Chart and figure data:
-*-
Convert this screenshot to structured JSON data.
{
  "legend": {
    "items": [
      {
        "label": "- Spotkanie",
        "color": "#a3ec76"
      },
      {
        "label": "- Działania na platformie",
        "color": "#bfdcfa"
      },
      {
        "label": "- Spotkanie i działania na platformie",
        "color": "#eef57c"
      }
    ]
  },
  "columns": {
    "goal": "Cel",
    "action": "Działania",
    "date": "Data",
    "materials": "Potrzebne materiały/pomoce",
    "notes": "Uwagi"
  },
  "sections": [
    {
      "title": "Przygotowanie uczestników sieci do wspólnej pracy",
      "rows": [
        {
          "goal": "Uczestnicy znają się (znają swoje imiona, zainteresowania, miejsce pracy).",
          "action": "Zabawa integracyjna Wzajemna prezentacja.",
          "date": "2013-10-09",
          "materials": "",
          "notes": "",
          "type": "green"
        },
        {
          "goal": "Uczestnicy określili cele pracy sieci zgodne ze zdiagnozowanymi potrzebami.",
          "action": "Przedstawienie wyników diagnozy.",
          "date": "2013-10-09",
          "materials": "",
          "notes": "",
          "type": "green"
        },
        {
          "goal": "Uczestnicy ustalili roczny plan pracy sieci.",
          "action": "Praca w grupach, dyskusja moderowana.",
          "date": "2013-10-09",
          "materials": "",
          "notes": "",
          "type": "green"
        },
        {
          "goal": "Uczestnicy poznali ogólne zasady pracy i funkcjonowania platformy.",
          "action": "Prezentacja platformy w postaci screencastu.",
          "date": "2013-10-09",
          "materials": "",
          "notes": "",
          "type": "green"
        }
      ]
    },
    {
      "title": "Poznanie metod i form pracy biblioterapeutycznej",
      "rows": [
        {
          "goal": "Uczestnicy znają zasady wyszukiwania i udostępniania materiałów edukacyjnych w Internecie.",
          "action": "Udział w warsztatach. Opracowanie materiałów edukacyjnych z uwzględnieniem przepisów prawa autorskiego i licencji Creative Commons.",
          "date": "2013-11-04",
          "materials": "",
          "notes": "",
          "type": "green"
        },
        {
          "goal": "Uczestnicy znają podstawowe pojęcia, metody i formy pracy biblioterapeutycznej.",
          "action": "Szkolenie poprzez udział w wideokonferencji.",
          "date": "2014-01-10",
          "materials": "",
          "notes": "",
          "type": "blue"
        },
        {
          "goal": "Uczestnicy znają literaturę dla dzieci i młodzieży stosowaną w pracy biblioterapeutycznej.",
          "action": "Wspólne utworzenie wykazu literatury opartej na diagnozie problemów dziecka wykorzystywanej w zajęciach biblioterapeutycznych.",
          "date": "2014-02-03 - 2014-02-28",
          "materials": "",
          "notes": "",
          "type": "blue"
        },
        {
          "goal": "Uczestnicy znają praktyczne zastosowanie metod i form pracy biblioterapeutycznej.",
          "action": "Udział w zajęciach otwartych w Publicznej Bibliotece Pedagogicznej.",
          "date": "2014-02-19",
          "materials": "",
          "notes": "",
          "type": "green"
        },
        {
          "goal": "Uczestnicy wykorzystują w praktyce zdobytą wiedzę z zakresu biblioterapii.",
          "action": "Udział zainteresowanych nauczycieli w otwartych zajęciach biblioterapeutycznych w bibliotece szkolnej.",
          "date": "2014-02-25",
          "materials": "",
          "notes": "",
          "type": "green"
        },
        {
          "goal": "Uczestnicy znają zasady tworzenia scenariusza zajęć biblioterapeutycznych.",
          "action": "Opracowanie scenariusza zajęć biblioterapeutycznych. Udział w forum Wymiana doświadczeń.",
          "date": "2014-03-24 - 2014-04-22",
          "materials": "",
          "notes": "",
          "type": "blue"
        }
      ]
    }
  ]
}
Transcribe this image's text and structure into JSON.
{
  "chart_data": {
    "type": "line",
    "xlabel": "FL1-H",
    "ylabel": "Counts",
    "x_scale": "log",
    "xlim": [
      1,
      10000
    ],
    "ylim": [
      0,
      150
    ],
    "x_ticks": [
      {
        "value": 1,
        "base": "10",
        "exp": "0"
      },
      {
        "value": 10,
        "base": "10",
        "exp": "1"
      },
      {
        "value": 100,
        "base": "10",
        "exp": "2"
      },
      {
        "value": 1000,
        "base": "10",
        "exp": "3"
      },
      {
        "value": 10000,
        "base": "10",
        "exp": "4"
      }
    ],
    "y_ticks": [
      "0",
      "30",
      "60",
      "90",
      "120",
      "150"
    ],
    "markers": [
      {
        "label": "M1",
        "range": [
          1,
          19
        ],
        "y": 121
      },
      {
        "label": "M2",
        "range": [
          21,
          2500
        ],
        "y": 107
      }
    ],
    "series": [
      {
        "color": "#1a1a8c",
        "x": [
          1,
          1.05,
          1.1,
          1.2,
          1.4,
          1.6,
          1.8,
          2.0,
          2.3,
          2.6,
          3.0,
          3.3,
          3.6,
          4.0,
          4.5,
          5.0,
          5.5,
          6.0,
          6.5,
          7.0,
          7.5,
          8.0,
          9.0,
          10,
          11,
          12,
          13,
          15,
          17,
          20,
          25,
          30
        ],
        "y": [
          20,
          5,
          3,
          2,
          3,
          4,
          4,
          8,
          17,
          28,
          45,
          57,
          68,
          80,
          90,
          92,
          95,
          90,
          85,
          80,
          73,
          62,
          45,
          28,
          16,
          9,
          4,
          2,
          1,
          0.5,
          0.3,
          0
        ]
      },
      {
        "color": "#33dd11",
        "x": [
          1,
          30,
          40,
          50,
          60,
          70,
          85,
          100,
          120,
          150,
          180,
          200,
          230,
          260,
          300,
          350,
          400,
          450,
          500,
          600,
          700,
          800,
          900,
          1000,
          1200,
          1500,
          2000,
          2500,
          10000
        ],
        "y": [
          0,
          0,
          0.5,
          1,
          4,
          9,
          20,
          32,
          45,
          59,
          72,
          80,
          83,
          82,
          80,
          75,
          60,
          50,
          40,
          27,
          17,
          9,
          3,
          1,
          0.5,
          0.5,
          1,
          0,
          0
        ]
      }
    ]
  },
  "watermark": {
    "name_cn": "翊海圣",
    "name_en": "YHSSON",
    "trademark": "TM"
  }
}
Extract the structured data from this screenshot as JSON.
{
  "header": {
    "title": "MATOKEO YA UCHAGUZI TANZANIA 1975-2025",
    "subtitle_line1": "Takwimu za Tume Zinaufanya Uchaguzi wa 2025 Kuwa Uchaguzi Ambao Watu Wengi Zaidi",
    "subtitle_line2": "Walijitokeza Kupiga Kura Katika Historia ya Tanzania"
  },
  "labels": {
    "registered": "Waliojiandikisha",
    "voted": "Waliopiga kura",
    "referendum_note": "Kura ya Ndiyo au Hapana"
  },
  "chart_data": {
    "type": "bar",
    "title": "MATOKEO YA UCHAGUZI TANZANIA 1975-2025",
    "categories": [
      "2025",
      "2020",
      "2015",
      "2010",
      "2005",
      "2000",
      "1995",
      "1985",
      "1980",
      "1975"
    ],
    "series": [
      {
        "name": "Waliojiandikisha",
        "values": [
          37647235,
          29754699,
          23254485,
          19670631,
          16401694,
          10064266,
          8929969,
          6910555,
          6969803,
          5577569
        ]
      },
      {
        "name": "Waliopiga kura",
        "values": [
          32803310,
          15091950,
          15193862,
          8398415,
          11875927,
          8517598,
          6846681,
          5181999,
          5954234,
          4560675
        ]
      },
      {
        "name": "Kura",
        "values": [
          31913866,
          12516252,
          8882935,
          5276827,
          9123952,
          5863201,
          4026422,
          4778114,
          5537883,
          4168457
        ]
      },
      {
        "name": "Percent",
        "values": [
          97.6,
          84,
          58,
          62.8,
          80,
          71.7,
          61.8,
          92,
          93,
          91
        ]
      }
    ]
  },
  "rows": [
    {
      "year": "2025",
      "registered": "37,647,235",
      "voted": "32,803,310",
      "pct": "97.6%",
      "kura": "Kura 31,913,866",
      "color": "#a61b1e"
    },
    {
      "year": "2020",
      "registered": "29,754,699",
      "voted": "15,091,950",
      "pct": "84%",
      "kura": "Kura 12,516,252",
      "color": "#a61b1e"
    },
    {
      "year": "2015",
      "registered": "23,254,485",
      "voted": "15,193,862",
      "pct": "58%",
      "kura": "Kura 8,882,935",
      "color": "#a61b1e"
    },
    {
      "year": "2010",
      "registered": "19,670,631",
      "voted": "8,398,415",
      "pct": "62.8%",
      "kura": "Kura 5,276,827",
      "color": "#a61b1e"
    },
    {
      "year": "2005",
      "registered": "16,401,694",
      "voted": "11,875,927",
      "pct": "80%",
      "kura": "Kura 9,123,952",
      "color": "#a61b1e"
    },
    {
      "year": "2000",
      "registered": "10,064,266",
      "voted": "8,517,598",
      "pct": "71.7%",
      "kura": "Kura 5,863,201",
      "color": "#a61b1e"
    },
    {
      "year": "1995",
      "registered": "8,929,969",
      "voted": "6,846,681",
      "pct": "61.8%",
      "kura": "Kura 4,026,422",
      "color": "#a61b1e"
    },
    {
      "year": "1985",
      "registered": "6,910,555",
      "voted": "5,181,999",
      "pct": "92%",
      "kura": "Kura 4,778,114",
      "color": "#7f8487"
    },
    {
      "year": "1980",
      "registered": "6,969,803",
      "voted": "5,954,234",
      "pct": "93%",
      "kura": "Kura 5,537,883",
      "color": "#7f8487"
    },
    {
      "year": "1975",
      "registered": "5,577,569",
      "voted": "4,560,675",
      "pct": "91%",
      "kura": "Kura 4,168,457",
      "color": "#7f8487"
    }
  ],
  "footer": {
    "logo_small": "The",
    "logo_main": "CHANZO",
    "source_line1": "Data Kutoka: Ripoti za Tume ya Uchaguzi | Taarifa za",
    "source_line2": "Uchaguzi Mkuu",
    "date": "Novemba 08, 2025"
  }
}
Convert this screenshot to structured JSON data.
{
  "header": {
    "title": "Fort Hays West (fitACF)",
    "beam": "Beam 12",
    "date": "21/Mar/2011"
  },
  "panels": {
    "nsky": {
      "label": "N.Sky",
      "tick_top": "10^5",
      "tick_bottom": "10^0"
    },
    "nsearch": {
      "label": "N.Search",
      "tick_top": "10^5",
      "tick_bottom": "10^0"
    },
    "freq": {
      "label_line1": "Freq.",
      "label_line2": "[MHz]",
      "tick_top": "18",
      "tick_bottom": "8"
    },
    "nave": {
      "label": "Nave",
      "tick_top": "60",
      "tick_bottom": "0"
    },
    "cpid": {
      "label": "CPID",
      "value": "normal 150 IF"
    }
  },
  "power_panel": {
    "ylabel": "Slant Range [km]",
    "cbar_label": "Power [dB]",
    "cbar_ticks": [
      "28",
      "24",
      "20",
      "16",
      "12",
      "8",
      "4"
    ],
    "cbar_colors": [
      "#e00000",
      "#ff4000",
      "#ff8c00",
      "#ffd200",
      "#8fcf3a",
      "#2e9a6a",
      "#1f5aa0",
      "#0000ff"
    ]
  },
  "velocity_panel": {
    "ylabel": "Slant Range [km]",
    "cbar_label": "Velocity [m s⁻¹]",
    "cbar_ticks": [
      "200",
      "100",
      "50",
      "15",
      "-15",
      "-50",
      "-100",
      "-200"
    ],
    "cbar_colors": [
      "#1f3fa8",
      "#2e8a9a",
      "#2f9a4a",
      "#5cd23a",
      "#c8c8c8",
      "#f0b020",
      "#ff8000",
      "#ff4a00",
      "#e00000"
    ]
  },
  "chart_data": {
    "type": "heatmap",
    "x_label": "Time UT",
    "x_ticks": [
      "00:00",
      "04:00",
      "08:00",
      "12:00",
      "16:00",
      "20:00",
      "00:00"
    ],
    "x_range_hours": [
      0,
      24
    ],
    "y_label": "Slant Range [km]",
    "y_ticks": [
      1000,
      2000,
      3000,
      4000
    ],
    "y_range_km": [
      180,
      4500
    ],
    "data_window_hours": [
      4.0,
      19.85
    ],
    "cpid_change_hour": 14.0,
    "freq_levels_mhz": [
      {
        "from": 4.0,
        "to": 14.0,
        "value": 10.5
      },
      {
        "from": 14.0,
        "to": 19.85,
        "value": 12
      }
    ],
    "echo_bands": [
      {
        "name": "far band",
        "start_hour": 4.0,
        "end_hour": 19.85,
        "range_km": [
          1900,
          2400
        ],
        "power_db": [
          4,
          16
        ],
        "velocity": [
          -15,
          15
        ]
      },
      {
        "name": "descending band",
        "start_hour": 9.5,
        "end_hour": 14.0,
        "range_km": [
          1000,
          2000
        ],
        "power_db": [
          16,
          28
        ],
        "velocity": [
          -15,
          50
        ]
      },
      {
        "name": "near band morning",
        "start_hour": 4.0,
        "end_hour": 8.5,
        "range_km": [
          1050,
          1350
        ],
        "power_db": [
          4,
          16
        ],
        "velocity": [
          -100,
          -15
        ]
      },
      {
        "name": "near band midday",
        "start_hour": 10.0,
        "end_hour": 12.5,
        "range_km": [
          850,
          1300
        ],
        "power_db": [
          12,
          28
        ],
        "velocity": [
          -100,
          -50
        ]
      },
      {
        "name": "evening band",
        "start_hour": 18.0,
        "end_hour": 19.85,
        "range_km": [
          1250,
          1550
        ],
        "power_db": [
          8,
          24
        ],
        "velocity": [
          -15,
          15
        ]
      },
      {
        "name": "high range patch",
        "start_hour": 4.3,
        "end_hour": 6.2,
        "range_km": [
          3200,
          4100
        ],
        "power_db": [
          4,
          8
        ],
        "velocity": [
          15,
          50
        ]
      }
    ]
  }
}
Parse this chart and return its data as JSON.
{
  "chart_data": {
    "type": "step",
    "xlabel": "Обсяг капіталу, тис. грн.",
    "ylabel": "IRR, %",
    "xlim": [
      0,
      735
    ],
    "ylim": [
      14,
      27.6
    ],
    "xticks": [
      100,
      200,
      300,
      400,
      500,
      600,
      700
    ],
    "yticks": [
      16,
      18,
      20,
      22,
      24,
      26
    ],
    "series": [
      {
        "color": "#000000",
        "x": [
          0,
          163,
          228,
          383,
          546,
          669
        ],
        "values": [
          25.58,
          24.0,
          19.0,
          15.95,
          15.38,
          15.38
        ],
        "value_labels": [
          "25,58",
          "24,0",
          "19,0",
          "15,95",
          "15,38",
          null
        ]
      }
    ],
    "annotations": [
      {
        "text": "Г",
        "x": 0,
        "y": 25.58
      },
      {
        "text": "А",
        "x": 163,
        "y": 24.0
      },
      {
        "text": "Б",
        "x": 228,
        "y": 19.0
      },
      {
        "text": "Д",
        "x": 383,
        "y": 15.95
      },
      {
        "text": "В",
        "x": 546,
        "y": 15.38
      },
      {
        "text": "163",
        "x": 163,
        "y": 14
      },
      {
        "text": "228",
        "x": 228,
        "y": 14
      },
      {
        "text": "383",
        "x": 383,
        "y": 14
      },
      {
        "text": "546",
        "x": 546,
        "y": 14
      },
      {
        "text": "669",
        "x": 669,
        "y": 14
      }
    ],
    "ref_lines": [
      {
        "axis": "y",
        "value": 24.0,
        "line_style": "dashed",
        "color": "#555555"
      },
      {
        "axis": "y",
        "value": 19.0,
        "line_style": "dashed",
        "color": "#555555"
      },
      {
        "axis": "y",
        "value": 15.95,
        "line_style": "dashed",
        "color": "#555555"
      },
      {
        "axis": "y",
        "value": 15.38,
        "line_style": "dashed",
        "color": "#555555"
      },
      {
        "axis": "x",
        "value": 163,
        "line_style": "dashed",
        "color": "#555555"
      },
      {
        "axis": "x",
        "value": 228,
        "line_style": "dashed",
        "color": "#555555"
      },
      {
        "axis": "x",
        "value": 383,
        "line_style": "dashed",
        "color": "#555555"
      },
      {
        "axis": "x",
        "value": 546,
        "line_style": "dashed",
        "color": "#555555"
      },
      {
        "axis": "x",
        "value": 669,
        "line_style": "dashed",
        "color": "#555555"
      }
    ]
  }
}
-*-
■ **The exercise**
Give only the number of lines above that hold the string "zasady".

■ **Solution to this exercise**
3